- PROVIDED TEXT -
----

A function \(f\) is defined on a specified interval \(I=[a, b] .\) Calculate the area of the region that lies between the vertical lines \(x=a\) and \(x=b\) and between the graph of \(f\) and the \(x\) -axis. $$ f(x)=\left(x^{2}-1\right)(x-2) \quad I=[-2,2] $$

Short Answer

Expert verified
The area between the curve and the x-axis on \([-2, 2]\) is 0.

Step by step solution

01

Determine the Integral Setup

To find the area between the curve and the x-axis from \(x = a\) to \(x = b\), we need to evaluate the definite integral \( \int_{a}^{b} f(x) \, dx \). For the given function \( f(x) = (x^2 - 1)(x - 2) \), the integral becomes \( \int_{-2}^{2} (x^2 - 1)(x - 2) \, dx \).
02

Expand the Function

Expand the function \( f(x) = (x^2 - 1)(x - 2) \). First, multiply \(x^2 - 1\) by \(x\) to get \(x^3 - x\), then multiply \(-2\) with \(x^2 - 1\) to get \(-2x^2 + 2\). Combine them to get \( f(x) = x^3 - x - 2x^2 + 2 = x^3 - 2x^2 - x + 2 \).

----

- SUPPLIED INFORMATION -
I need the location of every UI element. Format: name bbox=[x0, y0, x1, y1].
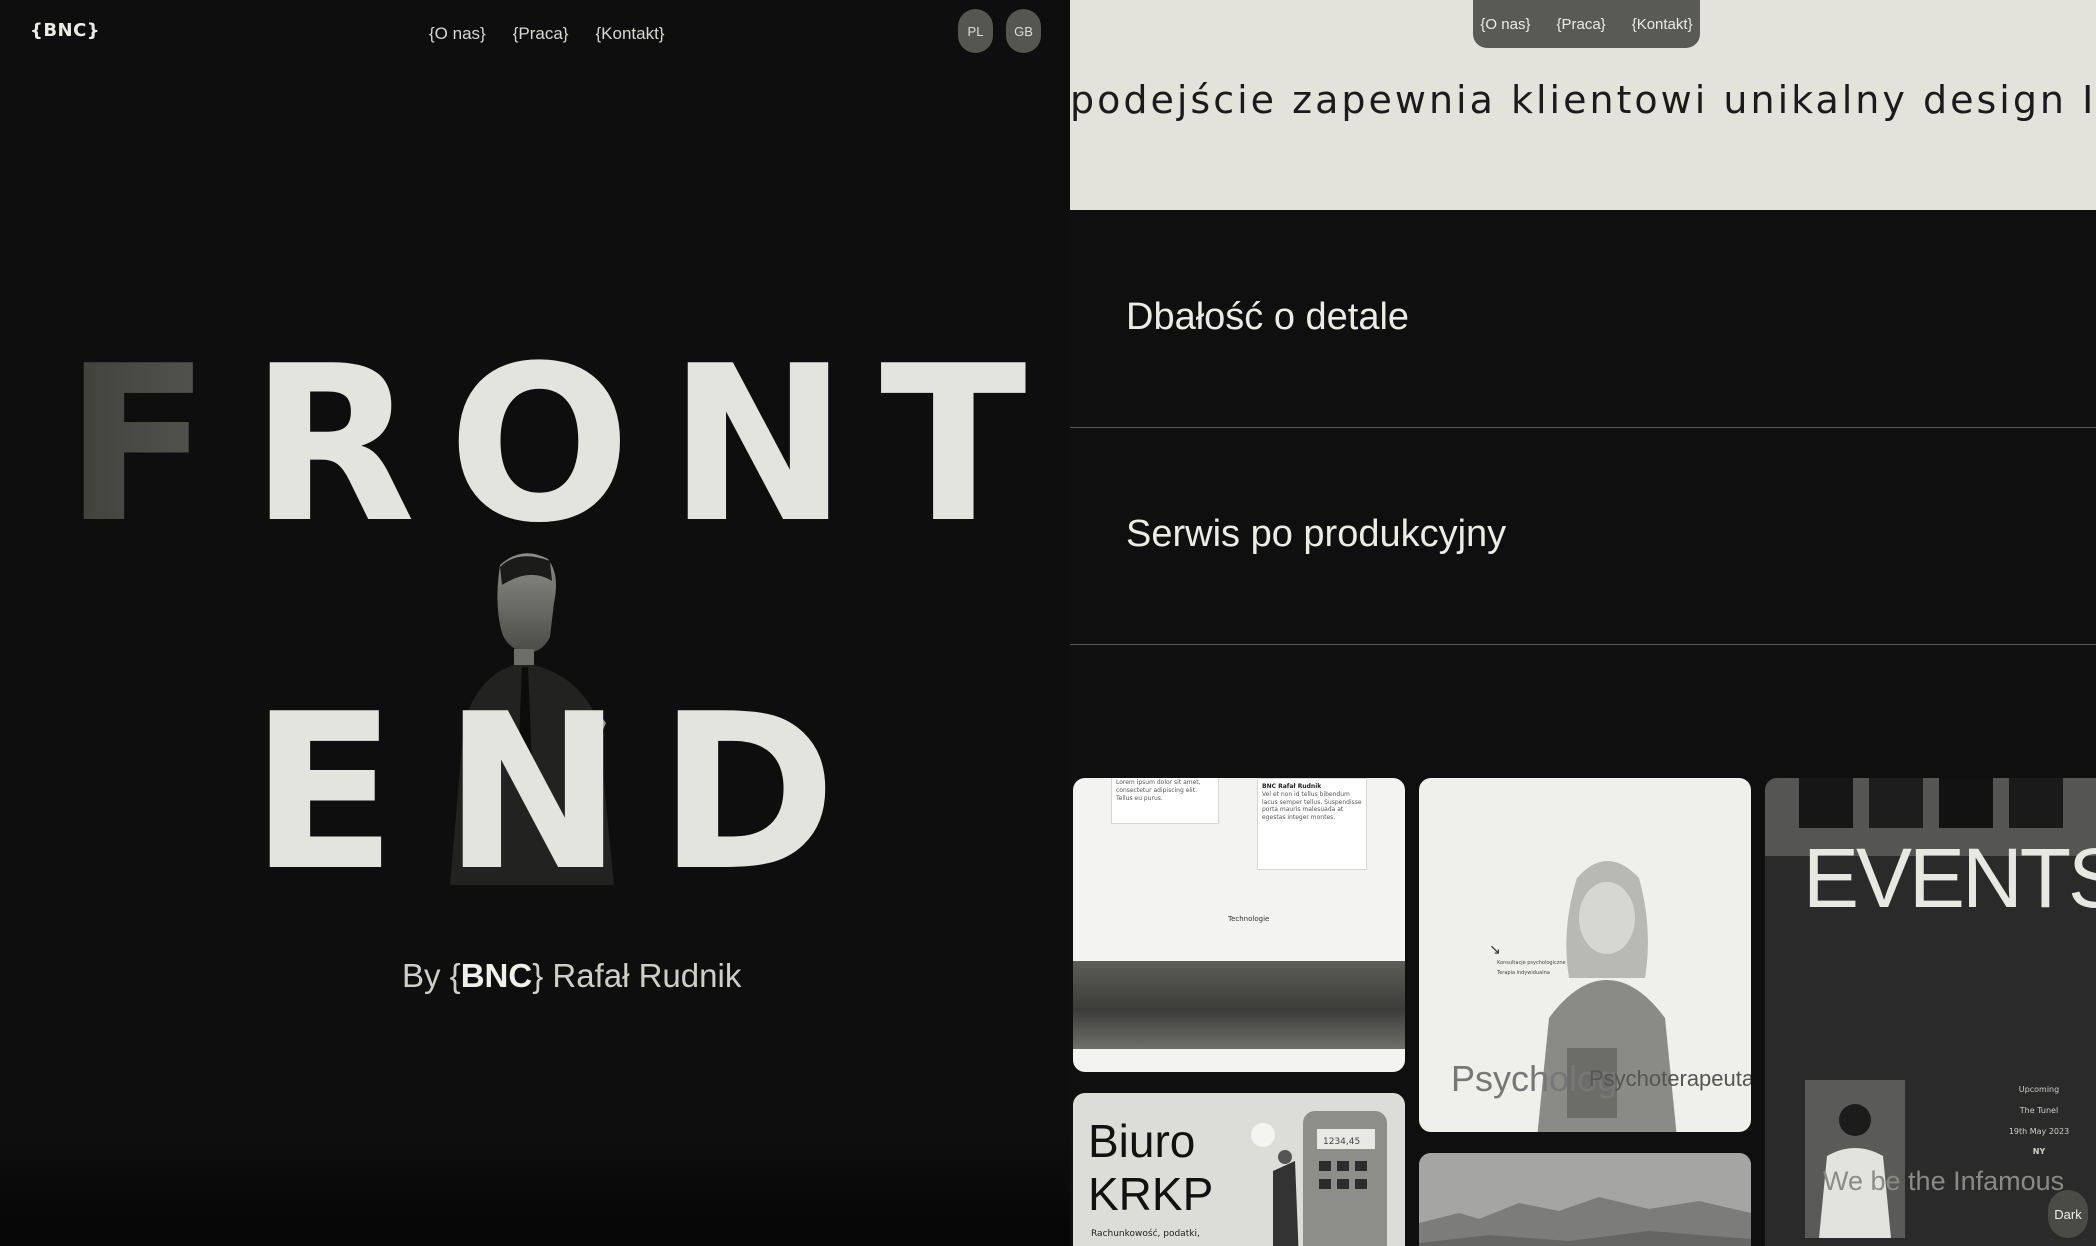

----

- THINGS TO DO -
a - In the worked solution, what expanded form of f(x) results from the step headed "Expand the Function"?
b - Print everything in the worked solution from "To find the" down to "2x^2 - x + 2 \).".
You can complete the work here without the lines.

- TASK ANSWERS -
a - f(x) = x^3 - 2x^2 - x + 2

b -
To find the area between the curve and the x-axis from \(x = a\) to \(x = b\), we need to evaluate the definite integral \( \int_{a}^{b} f(x) \, dx \). For the given function \( f(x) = (x^2 - 1)(x - 2) \), the integral becomes \( \int_{-2}^{2} (x^2 - 1)(x - 2) \, dx \).
02

Expand the Function

Expand the function \( f(x) = (x^2 - 1)(x - 2) \). First, multiply \(x^2 - 1\) by \(x\) to get \(x^3 - x\), then multiply \(-2\) with \(x^2 - 1\) to get \(-2x^2 + 2\). Combine them to get \( f(x) = x^3 - x - 2x^2 + 2 = x^3 - 2x^2 - x + 2 \).